#### Provided data:
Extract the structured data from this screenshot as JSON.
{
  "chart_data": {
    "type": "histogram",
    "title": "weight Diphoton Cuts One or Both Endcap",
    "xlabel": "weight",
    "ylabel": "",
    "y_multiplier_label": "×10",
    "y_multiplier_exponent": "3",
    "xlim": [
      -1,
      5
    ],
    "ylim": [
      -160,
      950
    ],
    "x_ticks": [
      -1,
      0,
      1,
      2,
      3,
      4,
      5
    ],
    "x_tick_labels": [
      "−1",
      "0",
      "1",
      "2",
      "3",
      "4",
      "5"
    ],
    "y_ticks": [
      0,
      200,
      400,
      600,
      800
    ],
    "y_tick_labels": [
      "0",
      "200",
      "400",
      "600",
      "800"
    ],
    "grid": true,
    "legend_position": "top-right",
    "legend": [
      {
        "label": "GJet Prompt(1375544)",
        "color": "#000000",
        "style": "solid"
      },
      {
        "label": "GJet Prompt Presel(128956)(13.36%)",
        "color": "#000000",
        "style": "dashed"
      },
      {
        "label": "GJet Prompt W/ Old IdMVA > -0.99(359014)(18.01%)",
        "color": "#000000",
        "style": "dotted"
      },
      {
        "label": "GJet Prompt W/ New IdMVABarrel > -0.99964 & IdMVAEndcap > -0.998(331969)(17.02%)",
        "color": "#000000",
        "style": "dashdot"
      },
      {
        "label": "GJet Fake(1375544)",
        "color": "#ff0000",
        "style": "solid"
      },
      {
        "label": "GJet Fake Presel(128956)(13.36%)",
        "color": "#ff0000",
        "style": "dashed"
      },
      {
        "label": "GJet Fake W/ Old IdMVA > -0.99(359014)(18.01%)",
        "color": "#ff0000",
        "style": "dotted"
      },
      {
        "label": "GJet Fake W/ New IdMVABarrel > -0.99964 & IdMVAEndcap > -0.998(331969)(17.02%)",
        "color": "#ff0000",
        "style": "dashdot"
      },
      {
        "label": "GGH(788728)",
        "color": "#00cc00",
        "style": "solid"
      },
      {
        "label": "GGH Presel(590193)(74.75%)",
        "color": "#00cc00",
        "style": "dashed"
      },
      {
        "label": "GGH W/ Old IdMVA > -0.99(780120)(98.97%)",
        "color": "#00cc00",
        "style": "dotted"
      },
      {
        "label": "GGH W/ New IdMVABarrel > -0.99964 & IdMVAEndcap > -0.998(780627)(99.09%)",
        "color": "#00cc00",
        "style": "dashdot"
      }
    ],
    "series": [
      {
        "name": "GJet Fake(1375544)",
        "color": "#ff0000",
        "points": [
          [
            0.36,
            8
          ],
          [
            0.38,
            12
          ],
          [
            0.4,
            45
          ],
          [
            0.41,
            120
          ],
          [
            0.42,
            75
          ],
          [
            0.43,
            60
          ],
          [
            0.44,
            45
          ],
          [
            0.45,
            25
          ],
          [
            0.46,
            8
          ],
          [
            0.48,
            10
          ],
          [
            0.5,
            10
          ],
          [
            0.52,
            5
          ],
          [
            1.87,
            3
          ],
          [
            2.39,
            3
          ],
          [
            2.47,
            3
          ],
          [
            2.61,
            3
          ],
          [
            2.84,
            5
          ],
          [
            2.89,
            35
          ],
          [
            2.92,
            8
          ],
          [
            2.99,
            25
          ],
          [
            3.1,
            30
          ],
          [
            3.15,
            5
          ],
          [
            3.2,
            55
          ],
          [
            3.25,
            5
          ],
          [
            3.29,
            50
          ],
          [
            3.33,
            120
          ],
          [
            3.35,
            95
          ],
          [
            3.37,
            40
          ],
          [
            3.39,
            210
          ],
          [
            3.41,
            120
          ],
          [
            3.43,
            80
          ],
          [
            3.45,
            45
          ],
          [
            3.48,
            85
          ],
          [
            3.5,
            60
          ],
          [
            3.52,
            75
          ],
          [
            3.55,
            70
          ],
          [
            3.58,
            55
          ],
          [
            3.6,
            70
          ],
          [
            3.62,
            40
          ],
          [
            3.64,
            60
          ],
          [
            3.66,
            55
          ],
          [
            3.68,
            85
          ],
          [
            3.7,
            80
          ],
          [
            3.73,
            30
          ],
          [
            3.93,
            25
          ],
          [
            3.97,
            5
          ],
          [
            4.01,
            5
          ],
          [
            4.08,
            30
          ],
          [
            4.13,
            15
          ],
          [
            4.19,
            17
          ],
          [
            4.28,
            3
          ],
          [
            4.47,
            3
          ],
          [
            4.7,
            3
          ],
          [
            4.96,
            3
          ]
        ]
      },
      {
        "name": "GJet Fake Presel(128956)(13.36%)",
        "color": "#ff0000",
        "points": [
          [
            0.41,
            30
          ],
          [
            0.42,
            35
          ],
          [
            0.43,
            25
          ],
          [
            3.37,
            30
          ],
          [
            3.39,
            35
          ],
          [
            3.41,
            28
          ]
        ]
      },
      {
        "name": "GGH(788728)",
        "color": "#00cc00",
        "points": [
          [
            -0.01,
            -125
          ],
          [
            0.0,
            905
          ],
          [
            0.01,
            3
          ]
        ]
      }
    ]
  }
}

#### Short problem:
Count the lines above in which the word "IdMVABarrel" appears, then state only that count.

#### Exercise result:
3